-- START OF Dataset rows --
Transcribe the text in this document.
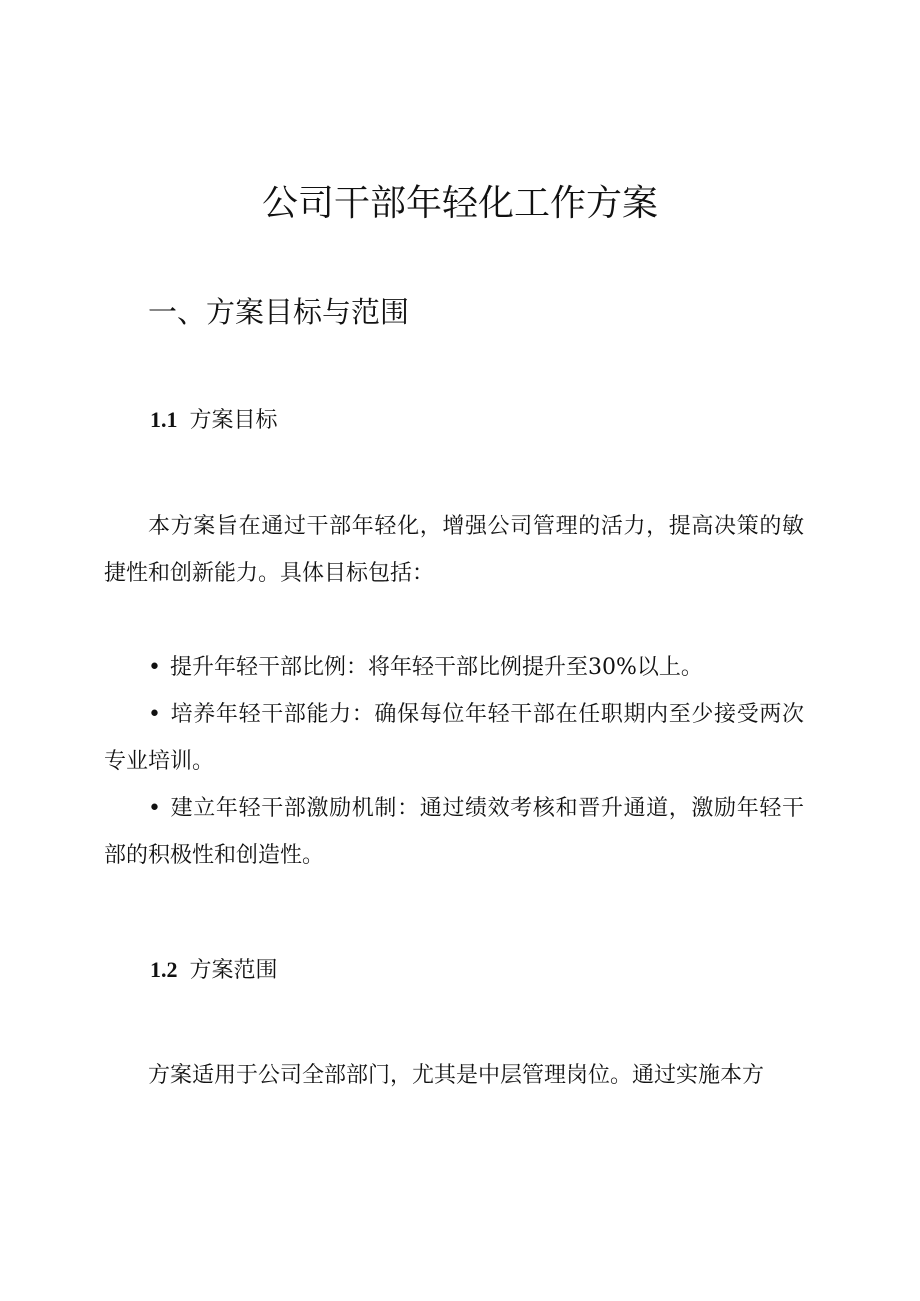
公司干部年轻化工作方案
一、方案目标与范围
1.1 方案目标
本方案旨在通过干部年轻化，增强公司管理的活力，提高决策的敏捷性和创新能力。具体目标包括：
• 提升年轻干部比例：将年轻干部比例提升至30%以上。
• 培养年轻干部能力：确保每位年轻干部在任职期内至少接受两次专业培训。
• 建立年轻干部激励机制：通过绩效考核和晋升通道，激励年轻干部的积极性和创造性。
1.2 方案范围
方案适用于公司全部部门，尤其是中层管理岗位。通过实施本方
-- END OF Dataset rows --
- _Given instruction_: From the material above, reproduce everything verbatim except the pictures.

- _Response to this exercise_:
Transcribe the text in this document.
公司干部年轻化工作方案
一、方案目标与范围
1.1 方案目标
本方案旨在通过干部年轻化，增强公司管理的活力，提高决策的敏捷性和创新能力。具体目标包括：
• 提升年轻干部比例：将年轻干部比例提升至30%以上。
• 培养年轻干部能力：确保每位年轻干部在任职期内至少接受两次专业培训。
• 建立年轻干部激励机制：通过绩效考核和晋升通道，激励年轻干部的积极性和创造性。
1.2 方案范围
方案适用于公司全部部门，尤其是中层管理岗位。通过实施本方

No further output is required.